::: Data for processing :::

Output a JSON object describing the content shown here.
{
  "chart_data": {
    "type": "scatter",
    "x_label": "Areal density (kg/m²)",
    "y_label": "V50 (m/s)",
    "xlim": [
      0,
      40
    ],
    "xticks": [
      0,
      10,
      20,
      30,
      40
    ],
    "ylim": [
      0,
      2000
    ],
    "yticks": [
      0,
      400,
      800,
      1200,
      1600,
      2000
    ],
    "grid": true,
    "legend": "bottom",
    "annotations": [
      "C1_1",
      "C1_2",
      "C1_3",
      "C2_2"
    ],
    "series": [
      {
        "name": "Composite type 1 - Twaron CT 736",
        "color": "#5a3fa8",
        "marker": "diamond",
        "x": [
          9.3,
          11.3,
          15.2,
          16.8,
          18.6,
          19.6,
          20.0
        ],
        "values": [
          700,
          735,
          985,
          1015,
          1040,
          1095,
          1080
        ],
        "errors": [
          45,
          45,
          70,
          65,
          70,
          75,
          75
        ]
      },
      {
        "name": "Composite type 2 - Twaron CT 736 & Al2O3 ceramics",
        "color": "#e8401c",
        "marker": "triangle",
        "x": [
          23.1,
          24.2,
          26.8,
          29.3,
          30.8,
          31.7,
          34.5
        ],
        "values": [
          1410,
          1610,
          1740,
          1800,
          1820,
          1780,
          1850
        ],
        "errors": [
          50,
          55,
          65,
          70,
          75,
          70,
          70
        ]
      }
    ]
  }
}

:::

-- What you will do --
Look for the word "name" and return every line where it occurs.

-- Answer to this exercise --
        "name": "Composite type 1 - Twaron CT 736",
        "name": "Composite type 2 - Twaron CT 736 & Al2O3 ceramics",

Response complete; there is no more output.